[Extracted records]
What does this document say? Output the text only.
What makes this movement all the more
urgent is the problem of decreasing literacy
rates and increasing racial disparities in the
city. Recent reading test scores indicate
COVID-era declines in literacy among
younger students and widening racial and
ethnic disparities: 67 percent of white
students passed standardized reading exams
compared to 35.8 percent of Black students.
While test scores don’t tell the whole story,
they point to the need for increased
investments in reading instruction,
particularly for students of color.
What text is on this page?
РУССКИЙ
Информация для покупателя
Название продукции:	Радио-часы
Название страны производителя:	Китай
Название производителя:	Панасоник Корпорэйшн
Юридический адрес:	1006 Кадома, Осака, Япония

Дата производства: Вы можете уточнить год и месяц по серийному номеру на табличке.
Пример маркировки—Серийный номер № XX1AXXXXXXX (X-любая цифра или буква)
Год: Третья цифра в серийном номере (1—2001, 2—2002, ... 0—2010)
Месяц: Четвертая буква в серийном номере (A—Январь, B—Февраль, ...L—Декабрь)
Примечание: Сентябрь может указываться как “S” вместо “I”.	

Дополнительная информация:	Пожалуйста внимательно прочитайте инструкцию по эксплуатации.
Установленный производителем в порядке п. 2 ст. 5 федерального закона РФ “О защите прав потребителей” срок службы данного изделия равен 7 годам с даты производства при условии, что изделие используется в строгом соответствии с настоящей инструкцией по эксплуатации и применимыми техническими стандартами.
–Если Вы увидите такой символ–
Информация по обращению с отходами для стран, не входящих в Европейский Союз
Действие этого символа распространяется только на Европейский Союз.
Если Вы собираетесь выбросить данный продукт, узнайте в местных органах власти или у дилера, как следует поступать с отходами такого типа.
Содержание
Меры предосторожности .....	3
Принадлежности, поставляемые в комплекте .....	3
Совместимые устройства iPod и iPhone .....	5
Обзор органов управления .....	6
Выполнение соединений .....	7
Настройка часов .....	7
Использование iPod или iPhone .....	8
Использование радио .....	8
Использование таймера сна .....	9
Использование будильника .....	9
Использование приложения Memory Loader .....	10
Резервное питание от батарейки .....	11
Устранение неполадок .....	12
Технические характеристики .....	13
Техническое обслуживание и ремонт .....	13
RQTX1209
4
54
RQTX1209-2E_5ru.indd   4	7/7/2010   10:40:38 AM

• **Exercise aim**
Retype the listing. Match it exactly.

• **Written response**
What does this document say? Output the text only.
What makes this movement all the more
urgent is the problem of decreasing literacy
rates and increasing racial disparities in the
city. Recent reading test scores indicate
COVID-era declines in literacy among
younger students and widening racial and
ethnic disparities: 67 percent of white
students passed standardized reading exams
compared to 35.8 percent of Black students.
While test scores don’t tell the whole story,
they point to the need for increased
investments in reading instruction,
particularly for students of color.
What text is on this page?
РУССКИЙ
Информация для покупателя
Название продукции:	Радио-часы
Название страны производителя:	Китай
Название производителя:	Панасоник Корпорэйшн
Юридический адрес:	1006 Кадома, Осака, Япония

Дата производства: Вы можете уточнить год и месяц по серийному номеру на табличке.
Пример маркировки—Серийный номер № XX1AXXXXXXX (X-любая цифра или буква)
Год: Третья цифра в серийном номере (1—2001, 2—2002, ... 0—2010)
Месяц: Четвертая буква в серийном номере (A—Январь, B—Февраль, ...L—Декабрь)
Примечание: Сентябрь может указываться как “S” вместо “I”.	

Дополнительная информация:	Пожалуйста внимательно прочитайте инструкцию по эксплуатации.
Установленный производителем в порядке п. 2 ст. 5 федерального закона РФ “О защите прав потребителей” срок службы данного изделия равен 7 годам с даты производства при условии, что изделие используется в строгом соответствии с настоящей инструкцией по эксплуатации и применимыми техническими стандартами.
–Если Вы увидите такой символ–
Информация по обращению с отходами для стран, не входящих в Европейский Союз
Действие этого символа распространяется только на Европейский Союз.
Если Вы собираетесь выбросить данный продукт, узнайте в местных органах власти или у дилера, как следует поступать с отходами такого типа.
Содержание
Меры предосторожности .....	3
Принадлежности, поставляемые в комплекте .....	3
Совместимые устройства iPod и iPhone .....	5
Обзор органов управления .....	6
Выполнение соединений .....	7
Настройка часов .....	7
Использование iPod или iPhone .....	8
Использование радио .....	8
Использование таймера сна .....	9
Использование будильника .....	9
Использование приложения Memory Loader .....	10
Резервное питание от батарейки .....	11
Устранение неполадок .....	12
Технические характеристики .....	13
Техническое обслуживание и ремонт .....	13
RQTX1209
4
54
RQTX1209-2E_5ru.indd   4	7/7/2010   10:40:38 AM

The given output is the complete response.